* **Your task**
Copy nothing but the text: repeat each entry exactly and drop the images.

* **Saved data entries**
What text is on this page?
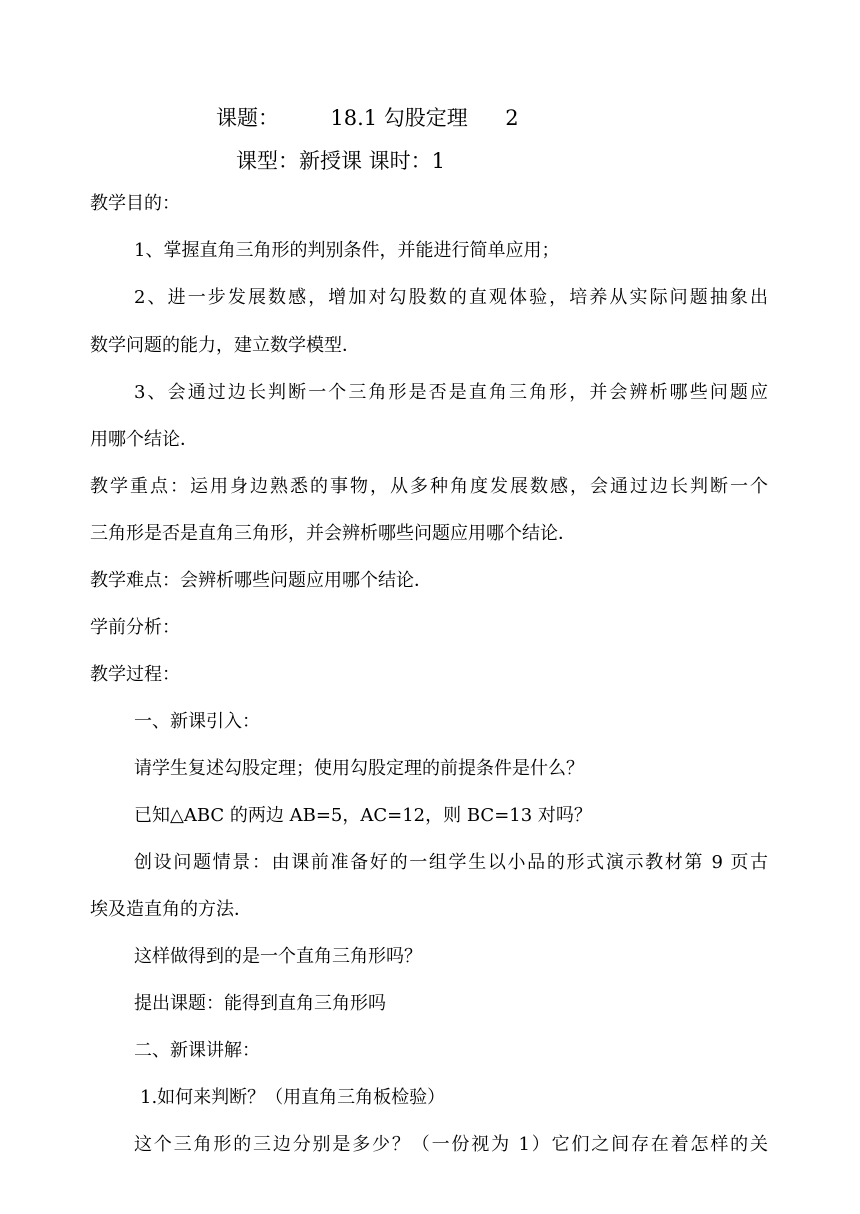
课题： 18.1 勾股定理 2
课型：新授课 课时：1
教学目的：
1、掌握直角三角形的判别条件，并能进行简单应用；
2、进一步发展数感，增加对勾股数的直观体验，培养从实际问题抽象出
数学问题的能力，建立数学模型．
3、会通过边长判断一个三角形是否是直角三角形，并会辨析哪些问题应
用哪个结论．
教学重点：运用身边熟悉的事物，从多种角度发展数感，会通过边长判断一个
三角形是否是直角三角形，并会辨析哪些问题应用哪个结论．
教学难点：会辨析哪些问题应用哪个结论．
学前分析：
教学过程：
一、新课引入：
请学生复述勾股定理；使用勾股定理的前提条件是什么？
已知△ABC 的两边 AB=5，AC=12，则 BC=13 对吗？
创设问题情景：由课前准备好的一组学生以小品的形式演示教材第 9 页古
埃及造直角的方法．
这样做得到的是一个直角三角形吗？
提出课题：能得到直角三角形吗
二、新课讲解：
1.如何来判断？（用直角三角板检验）
这个三角形的三边分别是多少？（一份视为 1）它们之间存在着怎样的关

* **Solution to this exercise**
What text is on this page?
课题： 18.1 勾股定理 2
课型：新授课 课时：1
教学目的：
1、掌握直角三角形的判别条件，并能进行简单应用；
2、进一步发展数感，增加对勾股数的直观体验，培养从实际问题抽象出
数学问题的能力，建立数学模型．
3、会通过边长判断一个三角形是否是直角三角形，并会辨析哪些问题应
用哪个结论．
教学重点：运用身边熟悉的事物，从多种角度发展数感，会通过边长判断一个
三角形是否是直角三角形，并会辨析哪些问题应用哪个结论．
教学难点：会辨析哪些问题应用哪个结论．
学前分析：
教学过程：
一、新课引入：
请学生复述勾股定理；使用勾股定理的前提条件是什么？
已知△ABC 的两边 AB=5，AC=12，则 BC=13 对吗？
创设问题情景：由课前准备好的一组学生以小品的形式演示教材第 9 页古
埃及造直角的方法．
这样做得到的是一个直角三角形吗？
提出课题：能得到直角三角形吗
二、新课讲解：
1.如何来判断？（用直角三角板检验）
这个三角形的三边分别是多少？（一份视为 1）它们之间存在着怎样的关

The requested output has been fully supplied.